**SOURCE EXCERPT:**

* * * *

Welcome to Noticed, The Goods’ design trend column. You know that thing you’ve been seeing all over the place? Allow us to explain it.
What it is: Lydian is a “humanist” sans-serif typeface. That means it gives the impression of being written by a human hand, but it doesn’t have any of the characteristic flourishing strokes more commonly associated with calligraphy or popular serif fonts (the best known being Times New Roman). It has crisp, knife-cut-looking edges and is most recognizable by its O, which is punched out in the middle by an eye shape that tilts backward.
Lydian was created by designer and children’s book illustrator Warren Chappell in 1938, and named for his wife Lydia. It was used on the cover of James Joyce’s Finnegans Wake in 1939, and then on the classic children’s novel Homer Price in 1943, but didn’t really find its groove until after World War II.
During the war, serialized novels like The Hardy Boys and Nancy Drew had super-simple covers with plain white spines and were published on cheap paper, in keeping with the patriotic austerity of the time. But in 1946, artist Rudy Nappi was hired by Nancy Drew publisher Grosset & Dunlap and art director Ted Tedesco to redesign the series’ cover with a dust jacket that was covered all the way around — with a bigger illustration and a more striking overall design. Lydian Bold was chosen as its title font, jump-starting a decade of the font as a go-to for commercial fiction.

* * * *

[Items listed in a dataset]
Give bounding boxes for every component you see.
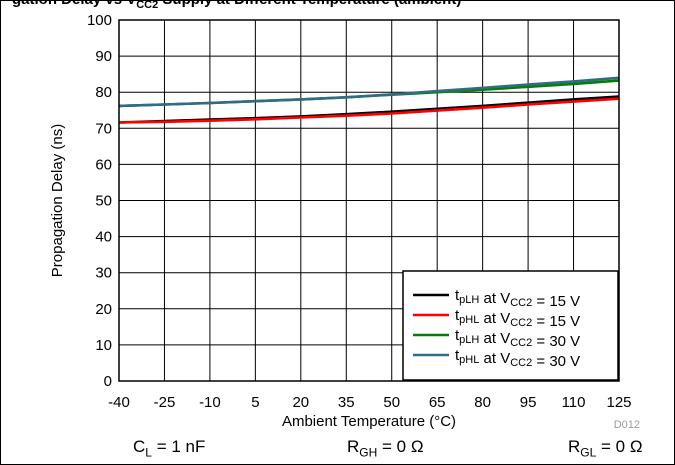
title-text: gation Delay vs V [12, 0, 136, 8]
y-tick-label: 40 [95, 229, 112, 246]
title-continuation: Supply at Different Temperature (ambient… [162, 0, 461, 8]
legend-label-3: tpLH at VCC2 = 30 V [455, 327, 580, 350]
x-tick-label: 65 [429, 394, 446, 411]
y-tick-label: 20 [95, 301, 112, 318]
plot-area-frame [118, 19, 620, 382]
y-tick-label: 80 [95, 84, 112, 101]
chart-title-fragment: gation Delay vs VCC2 Supply at Different… [12, 0, 461, 11]
x-axis-title: Ambient Temperature (°C) [282, 413, 456, 430]
y-tick-label: 90 [95, 48, 112, 65]
cond-rgl-rest: = 0 Ω [596, 437, 643, 456]
cond-rgl-main: R [568, 437, 581, 456]
condition-gate-resistance-high: RGH = 0 Ω [347, 437, 424, 459]
series-line-2 [118, 97, 620, 124]
y-axis-title: Propagation Delay (ns) [49, 124, 66, 277]
legend-label-2: tpHL at VCC2 = 15 V [455, 307, 580, 330]
tick-labels: -40 -25 -10 5 20 35 50 65 80 95 110 125 0 10 20 30 40 50 6… [87, 12, 632, 411]
y-tick-label: 50 [95, 193, 112, 210]
x-tick-label: -10 [199, 394, 221, 411]
x-tick-label: 80 [474, 394, 491, 411]
cond-rgh-main: R [347, 437, 360, 456]
cond-cl-sub: L [145, 445, 152, 460]
x-tick-label: 20 [292, 394, 309, 411]
x-tick-label: 50 [383, 394, 400, 411]
title-subscript: CC2 [136, 0, 159, 11]
y-tick-label: 30 [95, 265, 112, 282]
x-tick-label: 95 [520, 394, 537, 411]
condition-gate-resistance-low: RGL = 0 Ω [568, 437, 643, 459]
cond-rgh-rest: = 0 Ω [377, 437, 424, 456]
figure-id: D012 [614, 419, 640, 431]
cond-cl-main: C [133, 437, 146, 456]
series-line-1 [118, 95, 620, 124]
x-tick-label: 35 [338, 394, 355, 411]
series-line-4 [118, 76, 620, 108]
legend-label-1: tpLH at VCC2 = 15 V [455, 287, 580, 310]
x-tick-label: 5 [251, 394, 259, 411]
y-tick-label: 10 [95, 337, 112, 354]
series-group [118, 76, 620, 124]
condition-load-capacitance: CL = 1 nF [133, 437, 205, 459]
x-tick-label: -25 [154, 394, 176, 411]
y-tick-label: 60 [95, 156, 112, 173]
x-tick-label: 110 [562, 394, 586, 411]
legend-label-4: tpHL at VCC2 = 30 V [455, 347, 580, 370]
legend-box [402, 270, 619, 381]
cond-cl-rest: = 1 nF [151, 437, 206, 456]
y-tick-label: 100 [87, 12, 112, 29]
y-tick-label: 70 [95, 120, 112, 137]
y-tick-label: 0 [104, 373, 112, 390]
x-tick-label: 125 [606, 394, 631, 411]
cond-rgh-sub: GH [359, 445, 378, 460]
cond-rgl-sub: GL [580, 445, 597, 460]
x-tick-label: -40 [108, 394, 130, 411]
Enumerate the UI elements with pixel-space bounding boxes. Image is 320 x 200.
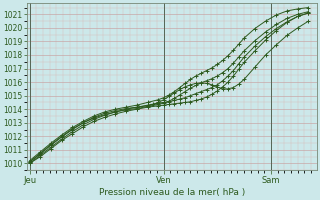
- X-axis label: Pression niveau de la mer( hPa ): Pression niveau de la mer( hPa ): [99, 188, 245, 197]
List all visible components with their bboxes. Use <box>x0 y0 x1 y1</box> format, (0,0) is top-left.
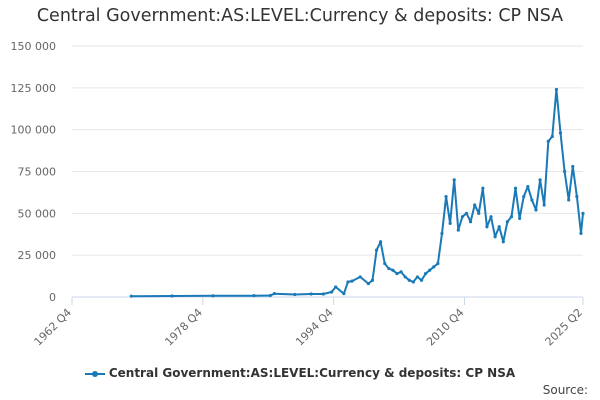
y-tick-label: 100 000 <box>11 124 57 137</box>
data-point <box>546 139 550 143</box>
data-point <box>518 216 522 220</box>
data-point <box>342 292 346 296</box>
y-tick-label: 0 <box>49 291 56 304</box>
data-point <box>497 225 501 229</box>
data-point <box>428 268 432 272</box>
legend[interactable]: Central Government:AS:LEVEL:Currency & d… <box>0 366 600 380</box>
data-point <box>252 294 256 298</box>
data-point <box>309 292 313 296</box>
series-line <box>130 88 584 298</box>
data-point <box>399 270 403 274</box>
data-point <box>452 178 456 182</box>
y-tick-label: 125 000 <box>11 82 57 95</box>
data-point <box>293 292 297 297</box>
data-point <box>550 134 554 138</box>
data-point <box>509 215 514 219</box>
y-tick-label: 75 000 <box>18 166 57 179</box>
data-point <box>477 211 481 215</box>
data-point <box>542 203 546 207</box>
data-point <box>501 240 505 244</box>
data-point <box>329 290 334 294</box>
data-point <box>424 271 428 276</box>
data-point <box>522 195 526 199</box>
data-point <box>419 278 424 282</box>
data-point <box>436 261 440 266</box>
data-point <box>579 231 583 236</box>
x-tick-label: 1962 Q4 <box>32 306 75 349</box>
data-point <box>374 248 379 252</box>
data-point <box>575 195 579 199</box>
data-point <box>444 195 448 199</box>
data-point <box>432 265 436 269</box>
data-point <box>534 208 538 212</box>
x-tick-label: 1978 Q4 <box>162 306 205 349</box>
data-point <box>268 293 272 298</box>
data-point <box>456 228 460 232</box>
y-tick-label: 50 000 <box>18 207 57 220</box>
x-tick-label: 1994 Q4 <box>293 306 336 349</box>
data-point <box>403 275 407 279</box>
data-point <box>448 221 452 225</box>
data-point <box>558 131 563 135</box>
data-point <box>538 178 542 182</box>
data-point <box>513 186 518 190</box>
source-label: Source: <box>542 383 588 397</box>
data-point <box>370 278 375 282</box>
data-point <box>411 280 415 284</box>
data-point <box>346 280 350 284</box>
legend-swatch <box>84 370 105 378</box>
data-point <box>460 215 465 219</box>
data-point <box>489 215 493 219</box>
data-point <box>468 220 473 224</box>
data-point <box>481 186 485 190</box>
data-point <box>505 220 509 224</box>
data-point <box>407 278 411 282</box>
data-point <box>170 294 174 298</box>
data-point <box>581 211 585 215</box>
data-point <box>334 285 338 289</box>
data-point <box>526 184 530 189</box>
y-tick-label: 150 000 <box>11 40 57 53</box>
data-point <box>383 261 387 266</box>
data-point <box>129 294 133 298</box>
data-point <box>358 275 362 279</box>
data-point <box>530 198 534 202</box>
data-point <box>567 198 571 202</box>
data-point <box>485 225 489 229</box>
data-point <box>563 169 567 174</box>
data-point <box>366 282 370 286</box>
data-point <box>387 266 391 271</box>
data-point <box>415 275 420 279</box>
data-point <box>440 231 444 236</box>
data-point <box>395 271 399 276</box>
data-point <box>464 211 469 215</box>
x-tick-label: 2010 Q4 <box>424 306 467 349</box>
data-point <box>473 203 477 207</box>
data-point <box>379 240 383 244</box>
data-point <box>493 235 497 239</box>
legend-label: Central Government:AS:LEVEL:Currency & d… <box>108 366 516 380</box>
data-point <box>350 279 354 283</box>
y-tick-label: 25 000 <box>18 249 57 262</box>
data-point <box>571 164 575 169</box>
data-point <box>321 292 326 296</box>
data-point <box>554 87 559 92</box>
data-point <box>391 268 395 272</box>
chart-title: Central Government:AS:LEVEL:Currency & d… <box>36 6 564 26</box>
x-tick-label: 2025 Q2 <box>543 306 586 349</box>
data-point <box>211 294 215 298</box>
data-point <box>272 292 276 296</box>
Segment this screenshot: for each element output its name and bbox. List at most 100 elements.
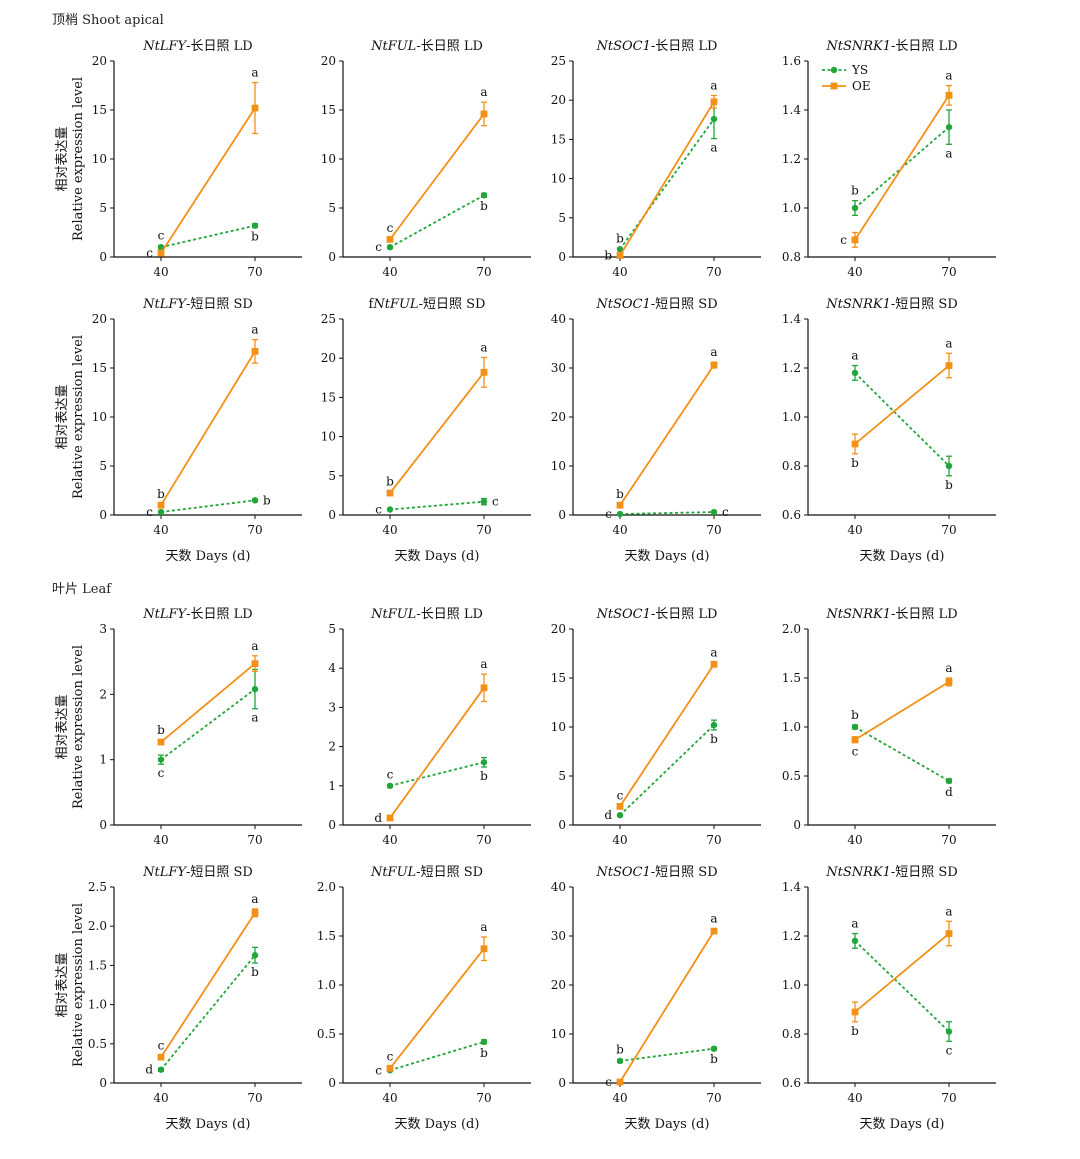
y-tick-label: 10	[92, 152, 107, 166]
series-line-oe	[619, 101, 715, 256]
data-point-oe	[251, 104, 259, 112]
y-tick-label: 5	[328, 469, 336, 483]
significance-letter: b	[480, 1046, 488, 1060]
series-line-ys	[160, 688, 256, 761]
y-tick-label: 2.0	[317, 880, 336, 894]
section-title-leaf: 叶片 Leaf	[52, 582, 112, 597]
data-point-oe	[157, 501, 165, 509]
data-point-ys	[386, 506, 394, 513]
significance-letter: b	[616, 487, 624, 501]
panel-title: NtSNRK1-长日照 LD	[825, 607, 957, 622]
data-point-oe	[386, 489, 394, 497]
significance-letter: a	[945, 69, 952, 83]
panel-title: NtSOC1-长日照 LD	[596, 39, 718, 54]
data-point-oe	[251, 660, 259, 668]
panel-title: NtFUL-长日照 LD	[370, 607, 483, 622]
x-tick-label: 70	[476, 523, 491, 537]
significance-letter: c	[840, 233, 847, 247]
chart-panel-7: NtSNRK1-短日照 SD 0.6 0.8 1.0 1.2 1.4 40 70 天数 Days…	[782, 297, 996, 564]
significance-letter: b	[251, 965, 259, 979]
panel-title-suffix: -短日照 SD	[891, 865, 958, 880]
y-tick-label: 10	[551, 172, 566, 186]
panel-title: NtFUL-短日照 SD	[370, 865, 483, 880]
significance-letter: a	[710, 141, 717, 155]
panel-title: fNtFUL-短日照 SD	[369, 297, 486, 312]
panel-title-suffix: -长日照 LD	[186, 607, 253, 622]
data-point-oe	[851, 440, 859, 448]
significance-letter: c	[387, 1049, 394, 1063]
y-tick-label: 15	[321, 103, 336, 117]
panel-title: NtLFY-短日照 SD	[142, 297, 253, 312]
chart-panel-15: NtSNRK1-短日照 SD 0.6 0.8 1.0 1.2 1.4 40 70 天数 Days…	[782, 865, 996, 1132]
significance-letter: b	[616, 231, 624, 245]
data-point-oe	[851, 236, 859, 244]
significance-letter: a	[480, 657, 487, 671]
x-tick-label: 40	[847, 833, 862, 847]
significance-letter: c	[375, 1063, 382, 1077]
y-tick-label: 1.0	[317, 978, 336, 992]
y-tick-label: 1.4	[782, 103, 801, 117]
y-axis-label-en: Relative expression level	[71, 335, 86, 499]
series-line-oe	[854, 94, 950, 241]
x-tick-label: 70	[247, 833, 262, 847]
y-tick-label: 20	[551, 978, 566, 992]
y-tick-label: 1.2	[782, 361, 801, 375]
y-tick-label: 0.6	[782, 508, 801, 522]
chart-panel-2: NtSOC1-长日照 LD 0 5 10 15 20 25 40 70 bb a a	[551, 39, 761, 279]
y-tick-label: 0	[328, 1076, 336, 1090]
y-tick-label: 0.8	[782, 1027, 801, 1041]
significance-letter: c	[158, 766, 165, 780]
y-tick-label: 1.0	[782, 201, 801, 215]
series-line-oe	[854, 681, 950, 741]
y-tick-label: 0.5	[782, 769, 801, 783]
x-tick-label: 40	[382, 523, 397, 537]
legend-label-oe: OE	[852, 79, 871, 93]
data-point-ys	[157, 1066, 165, 1073]
data-point-oe	[710, 927, 718, 935]
data-point-oe	[157, 738, 165, 746]
significance-letter: b	[386, 474, 394, 488]
x-tick-label: 40	[382, 265, 397, 279]
x-tick-label: 40	[612, 523, 627, 537]
x-tick-label: 70	[706, 523, 721, 537]
y-axis-label-cn: 相对表达量	[55, 694, 70, 759]
y-axis-label-cn: 相对表达量	[55, 126, 70, 191]
x-tick-label: 70	[941, 833, 956, 847]
significance-letter: a	[851, 917, 858, 931]
y-tick-label: 30	[551, 361, 566, 375]
panel-title-gene: NtSNRK1	[825, 39, 891, 54]
series-line-ys	[160, 954, 256, 1071]
x-tick-label: 70	[941, 523, 956, 537]
legend: YS OE	[822, 63, 871, 93]
y-tick-label: 15	[551, 671, 566, 685]
panel-title-gene: NtLFY	[142, 607, 187, 622]
x-tick-label: 70	[706, 1091, 721, 1105]
x-axis-label: 天数 Days (d)	[860, 549, 945, 564]
series-line-oe	[854, 932, 950, 1013]
data-point-ys	[480, 192, 488, 199]
data-point-oe	[945, 91, 953, 99]
y-tick-label: 2	[99, 687, 107, 701]
x-tick-label: 40	[612, 265, 627, 279]
significance-letter: c	[852, 745, 859, 759]
y-tick-label: 10	[551, 459, 566, 473]
data-point-oe	[710, 660, 718, 668]
x-axis-label: 天数 Days (d)	[166, 1117, 251, 1132]
y-tick-label: 20	[551, 93, 566, 107]
data-point-ys	[616, 812, 624, 819]
data-point-ys	[851, 204, 859, 212]
series-line-oe	[619, 663, 715, 807]
y-tick-label: 1.5	[782, 671, 801, 685]
x-tick-label: 40	[847, 265, 862, 279]
significance-letter: a	[480, 920, 487, 934]
y-axis-label-en: Relative expression level	[71, 645, 86, 809]
panel-title-suffix: -长日照 LD	[891, 607, 958, 622]
data-point-oe	[157, 1053, 165, 1061]
significance-letter: a	[710, 78, 717, 92]
significance-letter: b	[945, 478, 953, 492]
chart-panel-4: NtLFY-短日照 SD 0 5 10 15 20 40 70 天数 Days (d) 相对表达量…	[55, 297, 302, 564]
y-tick-label: 20	[321, 54, 336, 68]
data-point-oe	[386, 235, 394, 243]
significance-letter: a	[251, 639, 258, 653]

* * * *

**TASK STATEMENT:** Echo the passage of the Lydian typeface article between "Lydian was created" and "World War II.", inclusive.

**ANSWER IN FULL:**
Lydian was created by designer and children’s book illustrator Warren Chappell in 1938, and named for his wife Lydia. It was used on the cover of James Joyce’s Finnegans Wake in 1939, and then on the classic children’s novel Homer Price in 1943, but didn’t really find its groove until after World War II.